» Passage retenu:
Par Catherine Ferroyer-Blanchard [contact]

Cet hiver a été plein de succès pour la Peltag (la Police Européenne du Look, de la Tendance et de l'Avant-Garde - voir Wendy Magazine #3), qui s'attend à vivre un printemps et un été palpitants. Alors que le nombre des interpellations a sextuplé en quelques semaines — avec un pic le 31 décembre, où les agents ont été réquisitionnés pour sillonner les coins sensibles des capitales européennes où le lamé faisait des ravages — de nouveaux projets laissent augurer du meilleur pour le développement de l'action de la Peltag.

En effet, une nouvelle Directrice vient d'être nommée : l'Espagnole Maria-Bella Cori remplace ainsi le précédent directeur, limogé pour avoir porté des mocassins à glands d'un marron non référencé. Celle-ci a décidé de placer son mandat sous le sceau d'un grand projet : la « Fooding Blacklist for Better FashionHealth » (la « Liste noire des Aliments pour une Meilleure Santé-Mode »).

» Consigne: D'après le passage retenu, pour quel motif le précédent directeur de la Peltag a-t-il été limogé ?

» Extrait source:
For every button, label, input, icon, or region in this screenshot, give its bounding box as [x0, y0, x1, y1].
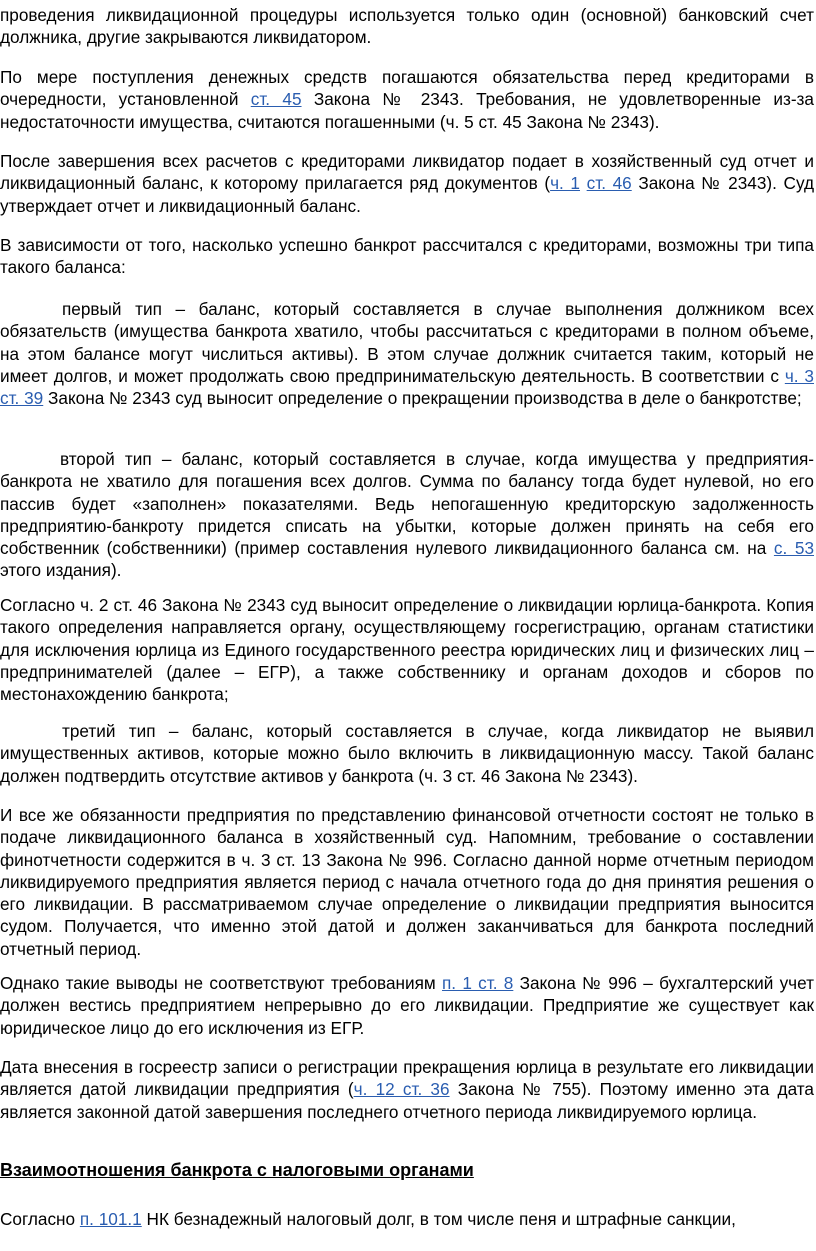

» Réponse attendue: Il a été limogé pour avoir porté des mocassins à glands d'un marron non référencé.